» **EXERCISE DETAILS**
Exactly as written, set down every entry once more.

[Stored items from a collection]
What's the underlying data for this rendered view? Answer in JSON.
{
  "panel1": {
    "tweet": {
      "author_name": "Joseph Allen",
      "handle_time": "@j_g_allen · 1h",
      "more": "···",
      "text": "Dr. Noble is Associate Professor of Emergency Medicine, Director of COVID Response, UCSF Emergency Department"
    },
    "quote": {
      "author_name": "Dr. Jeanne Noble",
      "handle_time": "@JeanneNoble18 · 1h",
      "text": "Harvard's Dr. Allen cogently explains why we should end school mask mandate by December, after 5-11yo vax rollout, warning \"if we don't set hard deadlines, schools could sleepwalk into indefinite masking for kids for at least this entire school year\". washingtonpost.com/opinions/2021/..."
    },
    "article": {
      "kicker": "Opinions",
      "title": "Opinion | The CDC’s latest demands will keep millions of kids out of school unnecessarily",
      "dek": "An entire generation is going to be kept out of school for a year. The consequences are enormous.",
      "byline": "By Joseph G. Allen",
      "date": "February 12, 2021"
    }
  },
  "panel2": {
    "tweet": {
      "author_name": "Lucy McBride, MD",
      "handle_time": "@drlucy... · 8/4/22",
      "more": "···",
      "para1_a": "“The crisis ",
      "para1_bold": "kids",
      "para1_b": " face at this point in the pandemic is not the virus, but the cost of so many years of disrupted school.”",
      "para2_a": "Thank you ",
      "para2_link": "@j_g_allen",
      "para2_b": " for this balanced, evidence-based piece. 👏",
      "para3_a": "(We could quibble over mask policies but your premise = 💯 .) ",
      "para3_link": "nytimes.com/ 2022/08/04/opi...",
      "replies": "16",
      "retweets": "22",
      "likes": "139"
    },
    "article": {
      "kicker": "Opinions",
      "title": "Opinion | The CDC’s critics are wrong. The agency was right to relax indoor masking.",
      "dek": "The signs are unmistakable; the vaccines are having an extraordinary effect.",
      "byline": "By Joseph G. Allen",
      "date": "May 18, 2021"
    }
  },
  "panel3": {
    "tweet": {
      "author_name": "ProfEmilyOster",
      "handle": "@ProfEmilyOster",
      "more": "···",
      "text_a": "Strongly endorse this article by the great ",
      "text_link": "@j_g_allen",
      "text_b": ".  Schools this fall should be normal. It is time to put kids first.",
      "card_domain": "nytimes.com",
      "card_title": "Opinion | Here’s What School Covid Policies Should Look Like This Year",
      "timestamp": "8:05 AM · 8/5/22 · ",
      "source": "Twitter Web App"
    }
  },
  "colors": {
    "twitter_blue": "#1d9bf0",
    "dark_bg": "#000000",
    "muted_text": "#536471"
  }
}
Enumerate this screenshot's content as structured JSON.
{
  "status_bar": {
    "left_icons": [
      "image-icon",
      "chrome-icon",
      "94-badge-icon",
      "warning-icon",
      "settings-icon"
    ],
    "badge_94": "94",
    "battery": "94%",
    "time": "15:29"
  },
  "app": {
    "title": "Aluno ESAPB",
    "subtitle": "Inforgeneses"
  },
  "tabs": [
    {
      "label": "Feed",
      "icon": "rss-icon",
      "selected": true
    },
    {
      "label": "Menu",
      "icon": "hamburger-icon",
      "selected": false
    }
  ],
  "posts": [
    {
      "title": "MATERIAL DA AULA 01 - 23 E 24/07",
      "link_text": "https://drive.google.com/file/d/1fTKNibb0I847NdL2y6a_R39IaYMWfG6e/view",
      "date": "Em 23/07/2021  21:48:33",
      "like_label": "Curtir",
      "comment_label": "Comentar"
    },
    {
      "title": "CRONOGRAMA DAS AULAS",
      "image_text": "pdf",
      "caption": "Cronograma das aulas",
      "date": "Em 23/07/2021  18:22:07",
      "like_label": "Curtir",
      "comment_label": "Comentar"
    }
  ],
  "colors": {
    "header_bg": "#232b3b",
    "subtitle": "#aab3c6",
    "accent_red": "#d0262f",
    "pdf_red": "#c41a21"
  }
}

» **ANSWER TO THE EXERCISE**
What's the underlying data for this rendered view? Answer in JSON.
{
  "panel1": {
    "tweet": {
      "author_name": "Joseph Allen",
      "handle_time": "@j_g_allen · 1h",
      "more": "···",
      "text": "Dr. Noble is Associate Professor of Emergency Medicine, Director of COVID Response, UCSF Emergency Department"
    },
    "quote": {
      "author_name": "Dr. Jeanne Noble",
      "handle_time": "@JeanneNoble18 · 1h",
      "text": "Harvard's Dr. Allen cogently explains why we should end school mask mandate by December, after 5-11yo vax rollout, warning \"if we don't set hard deadlines, schools could sleepwalk into indefinite masking for kids for at least this entire school year\". washingtonpost.com/opinions/2021/..."
    },
    "article": {
      "kicker": "Opinions",
      "title": "Opinion | The CDC’s latest demands will keep millions of kids out of school unnecessarily",
      "dek": "An entire generation is going to be kept out of school for a year. The consequences are enormous.",
      "byline": "By Joseph G. Allen",
      "date": "February 12, 2021"
    }
  },
  "panel2": {
    "tweet": {
      "author_name": "Lucy McBride, MD",
      "handle_time": "@drlucy... · 8/4/22",
      "more": "···",
      "para1_a": "“The crisis ",
      "para1_bold": "kids",
      "para1_b": " face at this point in the pandemic is not the virus, but the cost of so many years of disrupted school.”",
      "para2_a": "Thank you ",
      "para2_link": "@j_g_allen",
      "para2_b": " for this balanced, evidence-based piece. 👏",
      "para3_a": "(We could quibble over mask policies but your premise = 💯 .) ",
      "para3_link": "nytimes.com/ 2022/08/04/opi...",
      "replies": "16",
      "retweets": "22",
      "likes": "139"
    },
    "article": {
      "kicker": "Opinions",
      "title": "Opinion | The CDC’s critics are wrong. The agency was right to relax indoor masking.",
      "dek": "The signs are unmistakable; the vaccines are having an extraordinary effect.",
      "byline": "By Joseph G. Allen",
      "date": "May 18, 2021"
    }
  },
  "panel3": {
    "tweet": {
      "author_name": "ProfEmilyOster",
      "handle": "@ProfEmilyOster",
      "more": "···",
      "text_a": "Strongly endorse this article by the great ",
      "text_link": "@j_g_allen",
      "text_b": ".  Schools this fall should be normal. It is time to put kids first.",
      "card_domain": "nytimes.com",
      "card_title": "Opinion | Here’s What School Covid Policies Should Look Like This Year",
      "timestamp": "8:05 AM · 8/5/22 · ",
      "source": "Twitter Web App"
    }
  },
  "colors": {
    "twitter_blue": "#1d9bf0",
    "dark_bg": "#000000",
    "muted_text": "#536471"
  }
}
Enumerate this screenshot's content as structured JSON.
{
  "status_bar": {
    "left_icons": [
      "image-icon",
      "chrome-icon",
      "94-badge-icon",
      "warning-icon",
      "settings-icon"
    ],
    "badge_94": "94",
    "battery": "94%",
    "time": "15:29"
  },
  "app": {
    "title": "Aluno ESAPB",
    "subtitle": "Inforgeneses"
  },
  "tabs": [
    {
      "label": "Feed",
      "icon": "rss-icon",
      "selected": true
    },
    {
      "label": "Menu",
      "icon": "hamburger-icon",
      "selected": false
    }
  ],
  "posts": [
    {
      "title": "MATERIAL DA AULA 01 - 23 E 24/07",
      "link_text": "https://drive.google.com/file/d/1fTKNibb0I847NdL2y6a_R39IaYMWfG6e/view",
      "date": "Em 23/07/2021  21:48:33",
      "like_label": "Curtir",
      "comment_label": "Comentar"
    },
    {
      "title": "CRONOGRAMA DAS AULAS",
      "image_text": "pdf",
      "caption": "Cronograma das aulas",
      "date": "Em 23/07/2021  18:22:07",
      "like_label": "Curtir",
      "comment_label": "Comentar"
    }
  ],
  "colors": {
    "header_bg": "#232b3b",
    "subtitle": "#aab3c6",
    "accent_red": "#d0262f",
    "pdf_red": "#c41a21"
  }
}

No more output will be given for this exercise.